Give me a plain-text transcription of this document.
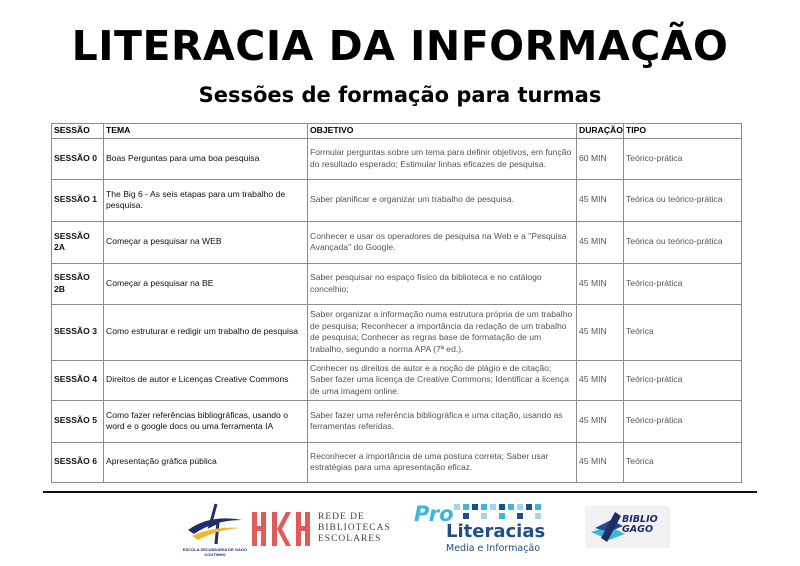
LITERACIA DA INFORMAÇÃO
Sessões de formação para turmas
SESSÃO	TEMA	OBJETIVO	DURAÇÃO	TIPO
SESSÃO 0	Boas Perguntas para uma boa pesquisa	Formular perguntas sobre um tema para definir objetivos, em função do resultado esperado; Estimular linhas eficazes de pesquisa.	60 MIN	Teórico-prática
SESSÃO 1	The Big 6 - As seis etapas para um trabalho de pesquisa.	Saber planificar e organizar um trabalho de pesquisa.	45 MIN	Teórica ou teórico-prática
SESSÃO 2A	Começar a pesquisar na WEB	Conhecer e usar os operadores de pesquisa na Web e a "Pesquisa Avançada" do Google.	45 MIN	Teórica ou teórico-prática
SESSÃO 2B	Começar a pesquisar na BE	Saber pesquisar no espaço físico da biblioteca e no catálogo concelhio;	45 MIN	Teórico-prática
SESSÃO 3	Como estruturar e redigir um trabalho de pesquisa	Saber organizar a informação numa estrutura própria de um trabalho de pesquisa; Reconhecer a importância da redação de um trabalho de pesquisa; Conhecer as regras base de formatação de um trabalho, segundo a norma APA (7ª ed.).	45 MIN	Teórica
SESSÃO 4	Direitos de autor e Licenças Creative Commons	Conhecer os direitos de autor e a noção de plágio e de citação; Saber fazer uma licença de Creative Commons; Identificar a licença de uma imagem online.	45 MIN	Teórico-prática
SESSÃO 5	Como fazer referências bibliográficas, usando o word e o google docs ou uma ferramenta IA	Saber fazer uma referência bibliográfica e uma citação, usando as ferramentas referidas.	45 MIN	Teórico-prática
SESSÃO 6	Apresentação gráfica pública	Reconhecer a importância de uma postura correta; Saber usar estratégias para uma apresentação eficaz.	45 MIN	Teórica
ESCOLA SECUNDÁRIA DE GAGO COUTINHO
REDE DE BIBLIOTECAS ESCOLARES
Pro
Literacias
Media e Informação
BIBLIO
GAGO
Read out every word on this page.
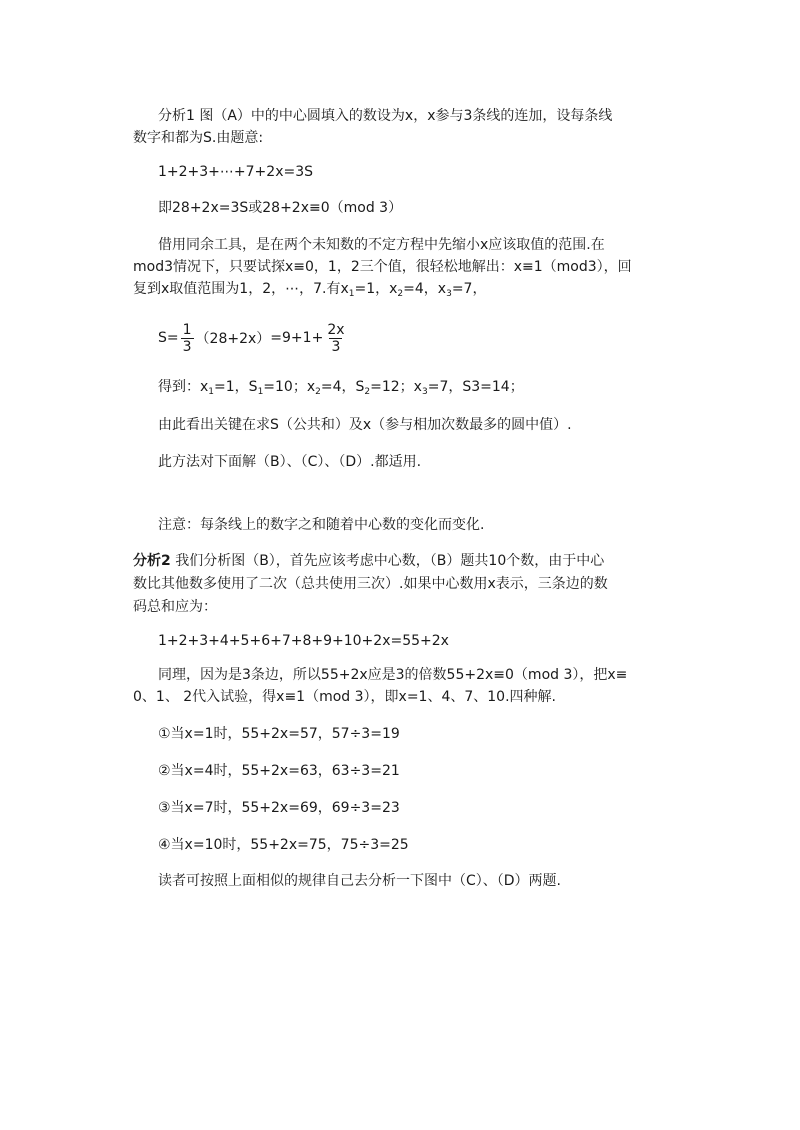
分析1 图（A）中的中心圆填入的数设为x，x参与3条线的连加，设每条线
数字和都为S.由题意:
1+2+3+⋯+7+2x=3S
即28+2x=3S或28+2x≡0（mod 3）
借用同余工具，是在两个未知数的不定方程中先缩小x应该取值的范围.在
mod3情况下，只要试探x≡0，1，2三个值，很轻松地解出：x≡1（mod3），回
复到x取值范围为1，2，⋯，7.有$x_1=1$，$x_2=4$，$x_3=7$，
$S= \frac{1}{3} (28+2x) =9+1+ \frac{2x}{3}$
得到：$x_1=1$，$S_1=10$；$x_2=4$，$S_2=12$；$x_3=7$，S3=14；
由此看出关键在求S（公共和）及x（参与相加次数最多的圆中值）.
此方法对下面解（B）、（C）、（D）.都适用.
注意：每条线上的数字之和随着中心数的变化而变化.
分析2 我们分析图（B），首先应该考虑中心数，（B）题共10个数，由于中心
数比其他数多使用了二次（总共使用三次）.如果中心数用x表示，三条边的数
码总和应为：
1+2+3+4+5+6+7+8+9+10+2x=55+2x
同理，因为是3条边，所以55+2x应是3的倍数55+2x≡0（mod 3），把x≡
0、1、 2代入试验，得x≡1（mod 3），即x=1、4、7、10.四种解.
①当x=1时，55+2x=57，57÷3=19
②当x=4时，55+2x=63，63÷3=21
③当x=7时，55+2x=69，69÷3=23
④当x=10时，55+2x=75，75÷3=25
读者可按照上面相似的规律自己去分析一下图中（C）、（D）两题.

Brief - The material above holds pictures; copy everything else in it exactly.

Full output -
Give me a plain-text transcription of this document.
LITERACIA DA INFORMAÇÃO
Sessões de formação para turmas
SESSÃO	TEMA	OBJETIVO	DURAÇÃO	TIPO
SESSÃO 0	Boas Perguntas para uma boa pesquisa	Formular perguntas sobre um tema para definir objetivos, em função do resultado esperado; Estimular linhas eficazes de pesquisa.	60 MIN	Teórico-prática
SESSÃO 1	The Big 6 - As seis etapas para um trabalho de pesquisa.	Saber planificar e organizar um trabalho de pesquisa.	45 MIN	Teórica ou teórico-prática
SESSÃO 2A	Começar a pesquisar na WEB	Conhecer e usar os operadores de pesquisa na Web e a "Pesquisa Avançada" do Google.	45 MIN	Teórica ou teórico-prática
SESSÃO 2B	Começar a pesquisar na BE	Saber pesquisar no espaço físico da biblioteca e no catálogo concelhio;	45 MIN	Teórico-prática
SESSÃO 3	Como estruturar e redigir um trabalho de pesquisa	Saber organizar a informação numa estrutura própria de um trabalho de pesquisa; Reconhecer a importância da redação de um trabalho de pesquisa; Conhecer as regras base de formatação de um trabalho, segundo a norma APA (7ª ed.).	45 MIN	Teórica
SESSÃO 4	Direitos de autor e Licenças Creative Commons	Conhecer os direitos de autor e a noção de plágio e de citação; Saber fazer uma licença de Creative Commons; Identificar a licença de uma imagem online.	45 MIN	Teórico-prática
SESSÃO 5	Como fazer referências bibliográficas, usando o word e o google docs ou uma ferramenta IA	Saber fazer uma referência bibliográfica e uma citação, usando as ferramentas referidas.	45 MIN	Teórico-prática
SESSÃO 6	Apresentação gráfica pública	Reconhecer a importância de uma postura correta; Saber usar estratégias para uma apresentação eficaz.	45 MIN	Teórica
ESCOLA SECUNDÁRIA DE GAGO COUTINHO
REDE DE BIBLIOTECAS ESCOLARES
Pro
Literacias
Media e Informação
BIBLIO
GAGO
Read out every word on this page.
分析1 图（A）中的中心圆填入的数设为x，x参与3条线的连加，设每条线
数字和都为S.由题意:
1+2+3+⋯+7+2x=3S
即28+2x=3S或28+2x≡0（mod 3）
借用同余工具，是在两个未知数的不定方程中先缩小x应该取值的范围.在
mod3情况下，只要试探x≡0，1，2三个值，很轻松地解出：x≡1（mod3），回
复到x取值范围为1，2，⋯，7.有$x_1=1$，$x_2=4$，$x_3=7$，
$S= \frac{1}{3} (28+2x) =9+1+ \frac{2x}{3}$
得到：$x_1=1$，$S_1=10$；$x_2=4$，$S_2=12$；$x_3=7$，S3=14；
由此看出关键在求S（公共和）及x（参与相加次数最多的圆中值）.
此方法对下面解（B）、（C）、（D）.都适用.
注意：每条线上的数字之和随着中心数的变化而变化.
分析2 我们分析图（B），首先应该考虑中心数，（B）题共10个数，由于中心
数比其他数多使用了二次（总共使用三次）.如果中心数用x表示，三条边的数
码总和应为：
1+2+3+4+5+6+7+8+9+10+2x=55+2x
同理，因为是3条边，所以55+2x应是3的倍数55+2x≡0（mod 3），把x≡
0、1、 2代入试验，得x≡1（mod 3），即x=1、4、7、10.四种解.
①当x=1时，55+2x=57，57÷3=19
②当x=4时，55+2x=63，63÷3=21
③当x=7时，55+2x=69，69÷3=23
④当x=10时，55+2x=75，75÷3=25
读者可按照上面相似的规律自己去分析一下图中（C）、（D）两题.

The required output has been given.